--- start Available data ---

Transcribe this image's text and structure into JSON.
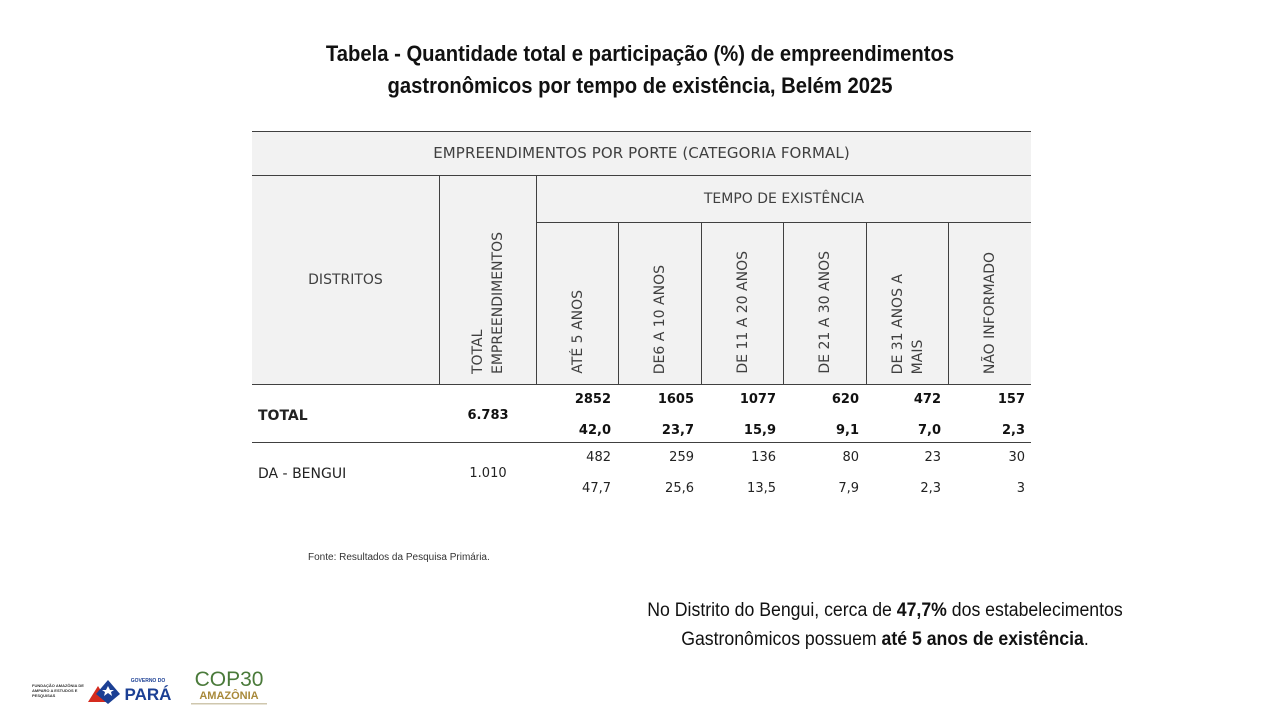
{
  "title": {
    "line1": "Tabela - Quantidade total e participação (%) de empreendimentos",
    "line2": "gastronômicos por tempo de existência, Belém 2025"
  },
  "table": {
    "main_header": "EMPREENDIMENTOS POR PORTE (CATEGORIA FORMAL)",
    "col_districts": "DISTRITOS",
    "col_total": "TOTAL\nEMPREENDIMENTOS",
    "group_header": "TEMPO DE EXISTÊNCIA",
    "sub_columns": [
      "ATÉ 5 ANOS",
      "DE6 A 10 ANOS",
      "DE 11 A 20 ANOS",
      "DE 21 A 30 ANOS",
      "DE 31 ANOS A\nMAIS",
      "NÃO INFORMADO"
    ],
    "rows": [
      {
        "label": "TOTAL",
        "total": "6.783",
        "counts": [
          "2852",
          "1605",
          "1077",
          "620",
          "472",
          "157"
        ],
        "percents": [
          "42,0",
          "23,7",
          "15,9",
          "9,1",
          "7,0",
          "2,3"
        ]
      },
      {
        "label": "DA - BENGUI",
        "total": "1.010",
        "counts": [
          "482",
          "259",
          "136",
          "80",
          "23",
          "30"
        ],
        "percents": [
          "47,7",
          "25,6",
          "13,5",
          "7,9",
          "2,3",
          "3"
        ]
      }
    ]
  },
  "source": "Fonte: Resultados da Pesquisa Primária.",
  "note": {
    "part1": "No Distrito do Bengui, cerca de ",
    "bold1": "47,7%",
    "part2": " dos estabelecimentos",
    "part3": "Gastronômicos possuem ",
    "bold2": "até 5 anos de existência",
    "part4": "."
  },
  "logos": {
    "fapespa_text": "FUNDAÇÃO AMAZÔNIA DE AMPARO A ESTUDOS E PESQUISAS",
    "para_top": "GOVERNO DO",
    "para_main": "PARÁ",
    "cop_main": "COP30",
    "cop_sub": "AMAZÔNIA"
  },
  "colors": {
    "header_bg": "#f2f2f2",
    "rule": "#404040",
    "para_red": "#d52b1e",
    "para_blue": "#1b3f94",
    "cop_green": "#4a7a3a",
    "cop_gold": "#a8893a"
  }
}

--- end Available data ---
--- start Available data ---

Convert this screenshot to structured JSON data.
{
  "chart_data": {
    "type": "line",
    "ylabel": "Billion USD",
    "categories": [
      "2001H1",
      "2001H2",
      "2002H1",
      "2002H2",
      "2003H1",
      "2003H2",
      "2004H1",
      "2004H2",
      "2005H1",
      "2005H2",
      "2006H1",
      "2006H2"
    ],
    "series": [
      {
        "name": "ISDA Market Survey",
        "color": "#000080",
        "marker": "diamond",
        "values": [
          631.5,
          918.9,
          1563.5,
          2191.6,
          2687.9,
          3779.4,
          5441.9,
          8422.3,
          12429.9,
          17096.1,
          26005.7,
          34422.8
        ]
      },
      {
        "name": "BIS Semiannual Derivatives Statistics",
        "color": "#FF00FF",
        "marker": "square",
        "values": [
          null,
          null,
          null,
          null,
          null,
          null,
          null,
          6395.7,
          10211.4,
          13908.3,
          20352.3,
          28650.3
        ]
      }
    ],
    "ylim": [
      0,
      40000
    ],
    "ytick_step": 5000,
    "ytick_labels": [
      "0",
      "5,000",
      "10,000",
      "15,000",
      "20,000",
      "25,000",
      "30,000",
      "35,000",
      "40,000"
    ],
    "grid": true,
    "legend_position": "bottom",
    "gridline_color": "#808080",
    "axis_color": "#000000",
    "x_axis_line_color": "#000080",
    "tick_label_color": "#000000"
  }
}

--- end Available data ---
--- start Available data ---

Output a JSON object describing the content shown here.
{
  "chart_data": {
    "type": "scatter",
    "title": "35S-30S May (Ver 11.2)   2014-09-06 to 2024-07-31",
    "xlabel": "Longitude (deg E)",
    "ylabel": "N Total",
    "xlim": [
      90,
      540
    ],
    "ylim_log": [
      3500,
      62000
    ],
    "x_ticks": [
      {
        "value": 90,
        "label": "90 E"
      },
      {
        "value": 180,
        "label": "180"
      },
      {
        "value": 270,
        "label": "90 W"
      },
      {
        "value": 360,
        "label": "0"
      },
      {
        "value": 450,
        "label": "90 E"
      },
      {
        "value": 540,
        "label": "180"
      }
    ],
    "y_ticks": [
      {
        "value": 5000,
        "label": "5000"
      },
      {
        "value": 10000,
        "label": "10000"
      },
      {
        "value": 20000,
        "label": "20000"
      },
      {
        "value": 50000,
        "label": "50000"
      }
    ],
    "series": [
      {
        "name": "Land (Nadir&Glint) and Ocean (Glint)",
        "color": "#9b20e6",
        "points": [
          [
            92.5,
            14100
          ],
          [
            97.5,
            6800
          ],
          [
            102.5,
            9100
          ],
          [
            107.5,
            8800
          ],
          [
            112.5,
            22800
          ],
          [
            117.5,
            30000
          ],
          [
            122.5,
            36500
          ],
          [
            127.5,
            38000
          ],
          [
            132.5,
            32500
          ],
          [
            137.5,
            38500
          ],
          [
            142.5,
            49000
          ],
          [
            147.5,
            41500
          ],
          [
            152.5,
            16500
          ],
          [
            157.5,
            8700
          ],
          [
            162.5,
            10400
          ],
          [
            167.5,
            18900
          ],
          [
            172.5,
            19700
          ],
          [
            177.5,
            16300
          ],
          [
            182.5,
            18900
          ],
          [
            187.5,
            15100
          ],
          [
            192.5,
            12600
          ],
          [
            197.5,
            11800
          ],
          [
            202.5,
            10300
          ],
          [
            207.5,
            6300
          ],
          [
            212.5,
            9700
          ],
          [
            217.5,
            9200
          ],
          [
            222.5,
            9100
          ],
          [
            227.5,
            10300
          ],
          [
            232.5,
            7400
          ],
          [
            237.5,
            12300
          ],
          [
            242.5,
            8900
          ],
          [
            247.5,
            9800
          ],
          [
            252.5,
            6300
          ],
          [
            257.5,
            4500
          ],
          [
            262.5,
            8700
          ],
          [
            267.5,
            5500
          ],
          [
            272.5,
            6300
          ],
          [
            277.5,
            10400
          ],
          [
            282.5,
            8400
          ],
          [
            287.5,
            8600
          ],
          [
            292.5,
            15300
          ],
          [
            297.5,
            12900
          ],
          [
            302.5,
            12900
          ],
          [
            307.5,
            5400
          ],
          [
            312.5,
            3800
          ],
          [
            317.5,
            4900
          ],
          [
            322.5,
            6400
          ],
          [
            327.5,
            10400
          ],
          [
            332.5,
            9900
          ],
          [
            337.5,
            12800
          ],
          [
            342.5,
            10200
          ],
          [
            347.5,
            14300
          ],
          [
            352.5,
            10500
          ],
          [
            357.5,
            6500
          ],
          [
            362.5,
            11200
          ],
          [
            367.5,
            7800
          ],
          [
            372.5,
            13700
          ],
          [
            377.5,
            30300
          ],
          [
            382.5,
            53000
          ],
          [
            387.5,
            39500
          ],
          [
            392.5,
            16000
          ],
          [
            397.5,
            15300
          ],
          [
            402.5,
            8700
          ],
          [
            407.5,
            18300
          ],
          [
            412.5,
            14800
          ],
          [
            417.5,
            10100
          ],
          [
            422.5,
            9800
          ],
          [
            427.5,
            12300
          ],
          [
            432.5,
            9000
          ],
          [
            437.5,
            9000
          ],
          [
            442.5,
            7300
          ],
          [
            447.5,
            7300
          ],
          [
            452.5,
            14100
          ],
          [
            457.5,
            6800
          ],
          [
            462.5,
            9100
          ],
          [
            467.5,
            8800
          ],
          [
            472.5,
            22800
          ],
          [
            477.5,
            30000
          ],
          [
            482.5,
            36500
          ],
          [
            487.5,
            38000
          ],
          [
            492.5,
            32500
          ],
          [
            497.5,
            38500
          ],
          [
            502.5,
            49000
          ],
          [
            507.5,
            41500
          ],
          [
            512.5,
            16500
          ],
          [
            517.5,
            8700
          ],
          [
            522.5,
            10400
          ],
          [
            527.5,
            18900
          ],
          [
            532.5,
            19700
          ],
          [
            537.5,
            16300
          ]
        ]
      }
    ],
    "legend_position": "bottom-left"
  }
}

--- end Available data ---

_What to do_: Examine the records and pull out every line where the string "this" occurs.

_The solution_:
Transcribe this image's text and structure into JSON.
Convert this screenshot to structured JSON data.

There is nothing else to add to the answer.